PROBLEM REQUIREMENTS. Extract each line from the entries below that has the string "tipo" in it.
····················
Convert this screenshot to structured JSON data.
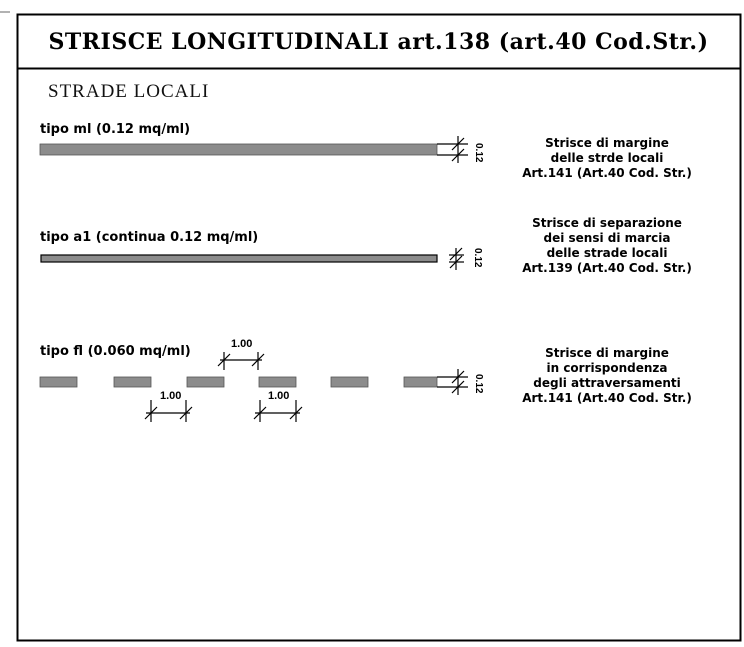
{
  "title": "STRISCE LONGITUDINALI art.138 (art.40 Cod.Str.)",
  "subtitle": "STRADE LOCALI",
  "stripe_color": "#8c8c8c",
  "sections": [
    {
      "label": "tipo ml (0.12 mq/ml)",
      "width_label": "0.12",
      "description": [
        "Strisce di margine",
        "delle strde locali",
        "Art.141 (Art.40 Cod. Str.)"
      ]
    },
    {
      "label": "tipo a1 (continua 0.12 mq/ml)",
      "width_label": "0.12",
      "description": [
        "Strisce di separazione",
        "dei sensi di marcia",
        "delle strade locali",
        "Art.139 (Art.40 Cod. Str.)"
      ]
    },
    {
      "label": "tipo fl (0.060 mq/ml)",
      "width_label": "0.12",
      "dimension_labels": [
        "1.00",
        "1.00",
        "1.00"
      ],
      "description": [
        "Strisce di margine",
        "in corrispondenza",
        "degli attraversamenti",
        "Art.141 (Art.40 Cod. Str.)"
      ]
    }
  ]
}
····················
SOLUTION.
      "label": "tipo ml (0.12 mq/ml)",
      "label": "tipo a1 (continua 0.12 mq/ml)",
      "label": "tipo fl (0.060 mq/ml)",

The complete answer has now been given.